'''

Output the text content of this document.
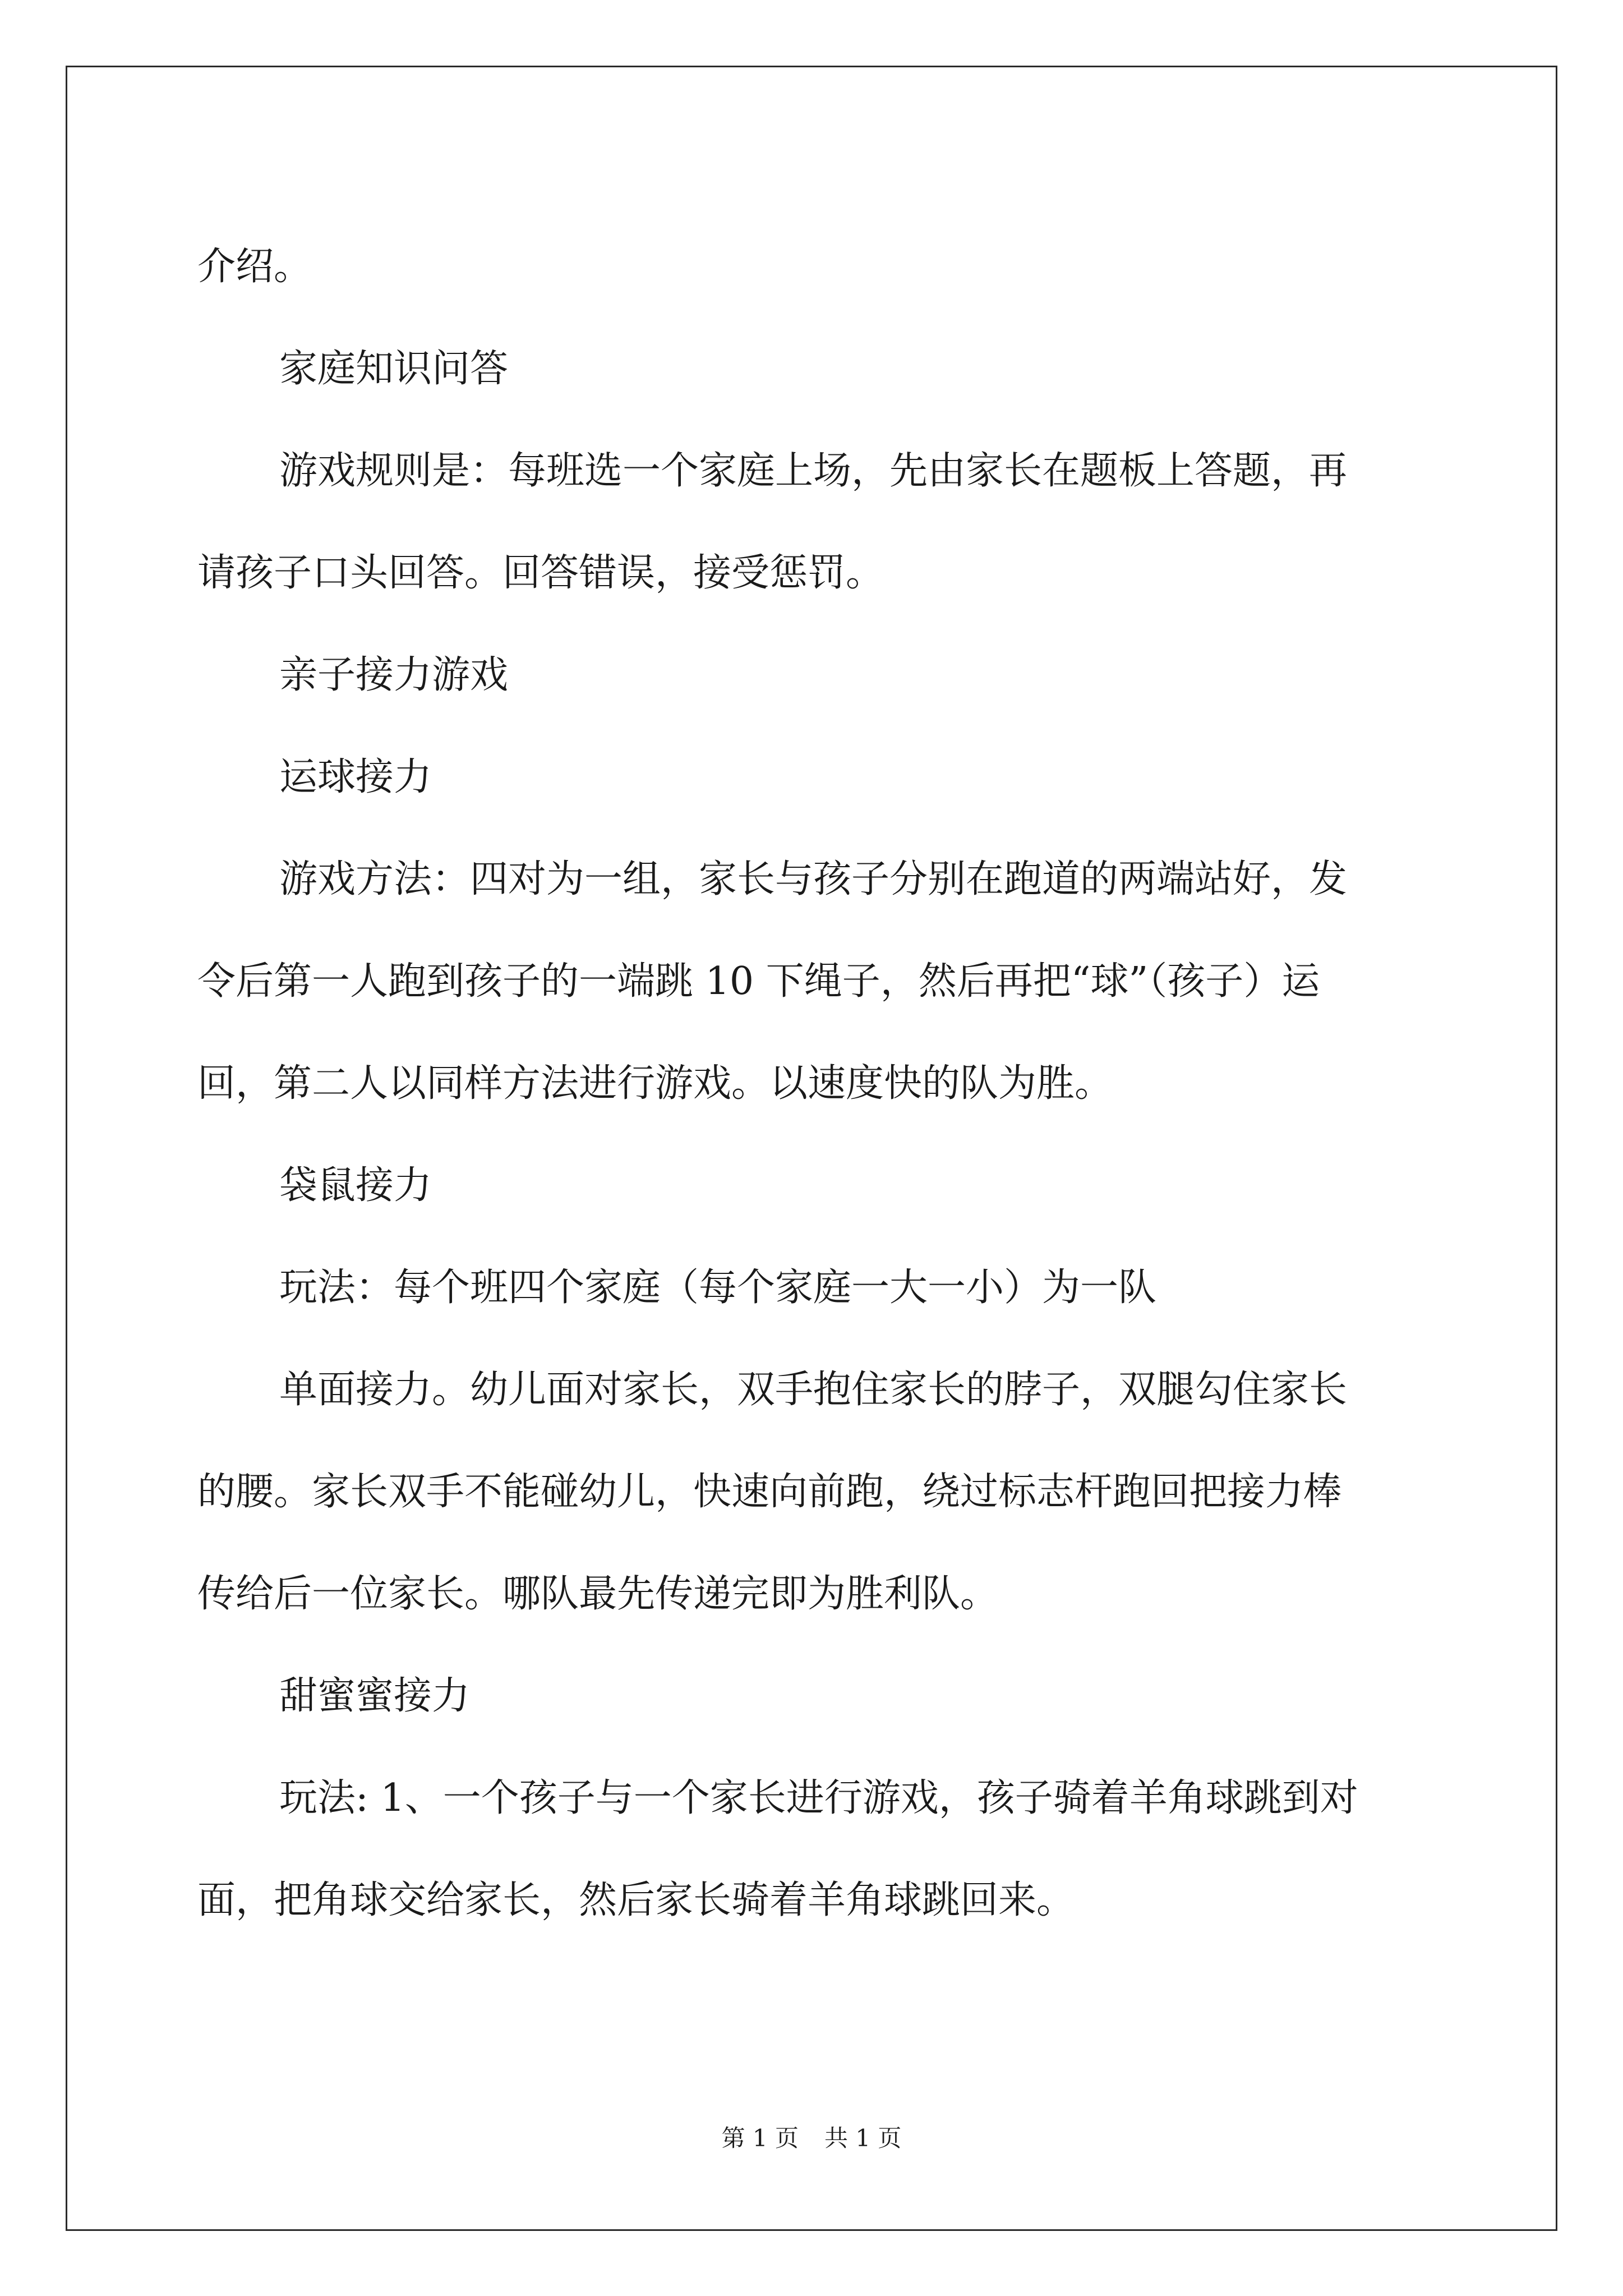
介绍。

家庭知识问答

游戏规则是：每班选一个家庭上场，先由家长在题板上答题，再
请孩子口头回答。回答错误，接受惩罚。

亲子接力游戏

运球接力

游戏方法：四对为一组，家长与孩子分别在跑道的两端站好，发
令后第一人跑到孩子的一端跳 10 下绳子，然后再把“球”（孩子）运
回，第二人以同样方法进行游戏。以速度快的队为胜。

袋鼠接力

玩法：每个班四个家庭（每个家庭一大一小）为一队

单面接力。幼儿面对家长，双手抱住家长的脖子，双腿勾住家长
的腰。家长双手不能碰幼儿，快速向前跑，绕过标志杆跑回把接力棒
传给后一位家长。哪队最先传递完即为胜利队。

甜蜜蜜接力

玩法: 1、一个孩子与一个家长进行游戏，孩子骑着羊角球跳到对
面，把角球交给家长，然后家长骑着羊角球跳回来。

第 1 页 共 1 页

'''

**Task to complete:**
Copy each line of the records precisely and drop any images they hold.

**Correct output:**
Output the text content of this document.
介绍。

家庭知识问答

游戏规则是：每班选一个家庭上场，先由家长在题板上答题，再
请孩子口头回答。回答错误，接受惩罚。

亲子接力游戏

运球接力

游戏方法：四对为一组，家长与孩子分别在跑道的两端站好，发
令后第一人跑到孩子的一端跳 10 下绳子，然后再把“球”（孩子）运
回，第二人以同样方法进行游戏。以速度快的队为胜。

袋鼠接力

玩法：每个班四个家庭（每个家庭一大一小）为一队

单面接力。幼儿面对家长，双手抱住家长的脖子，双腿勾住家长
的腰。家长双手不能碰幼儿，快速向前跑，绕过标志杆跑回把接力棒
传给后一位家长。哪队最先传递完即为胜利队。

甜蜜蜜接力

玩法: 1、一个孩子与一个家长进行游戏，孩子骑着羊角球跳到对
面，把角球交给家长，然后家长骑着羊角球跳回来。

第 1 页 共 1 页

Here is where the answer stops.